[Items from a data source]
^^^^^^^^
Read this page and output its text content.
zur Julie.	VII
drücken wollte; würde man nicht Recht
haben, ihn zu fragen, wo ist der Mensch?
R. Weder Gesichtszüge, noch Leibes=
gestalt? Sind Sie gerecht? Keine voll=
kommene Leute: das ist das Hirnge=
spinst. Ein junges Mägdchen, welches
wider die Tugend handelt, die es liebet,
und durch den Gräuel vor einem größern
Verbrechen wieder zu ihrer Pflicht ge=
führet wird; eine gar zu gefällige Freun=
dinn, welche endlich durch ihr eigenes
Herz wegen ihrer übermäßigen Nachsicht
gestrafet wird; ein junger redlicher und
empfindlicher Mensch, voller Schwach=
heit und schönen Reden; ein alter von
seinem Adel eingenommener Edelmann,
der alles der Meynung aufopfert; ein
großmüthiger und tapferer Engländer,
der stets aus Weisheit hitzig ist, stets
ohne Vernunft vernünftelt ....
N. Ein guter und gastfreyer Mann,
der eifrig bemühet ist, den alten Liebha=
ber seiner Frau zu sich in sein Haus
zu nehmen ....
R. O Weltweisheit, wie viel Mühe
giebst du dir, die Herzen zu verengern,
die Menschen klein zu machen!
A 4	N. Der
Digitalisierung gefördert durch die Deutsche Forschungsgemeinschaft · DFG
^^^^^^^^
→ **Problem details**: None of the records may be skipped; each is to be repeated exactly.

→ **Result of this exercise**:
Read this page and output its text content.
zur Julie.	VII
drücken wollte; würde man nicht Recht
haben, ihn zu fragen, wo ist der Mensch?
R. Weder Gesichtszüge, noch Leibes=
gestalt? Sind Sie gerecht? Keine voll=
kommene Leute: das ist das Hirnge=
spinst. Ein junges Mägdchen, welches
wider die Tugend handelt, die es liebet,
und durch den Gräuel vor einem größern
Verbrechen wieder zu ihrer Pflicht ge=
führet wird; eine gar zu gefällige Freun=
dinn, welche endlich durch ihr eigenes
Herz wegen ihrer übermäßigen Nachsicht
gestrafet wird; ein junger redlicher und
empfindlicher Mensch, voller Schwach=
heit und schönen Reden; ein alter von
seinem Adel eingenommener Edelmann,
der alles der Meynung aufopfert; ein
großmüthiger und tapferer Engländer,
der stets aus Weisheit hitzig ist, stets
ohne Vernunft vernünftelt ....
N. Ein guter und gastfreyer Mann,
der eifrig bemühet ist, den alten Liebha=
ber seiner Frau zu sich in sein Haus
zu nehmen ....
R. O Weltweisheit, wie viel Mühe
giebst du dir, die Herzen zu verengern,
die Menschen klein zu machen!
A 4	N. Der
Digitalisierung gefördert durch die Deutsche Forschungsgemeinschaft · DFG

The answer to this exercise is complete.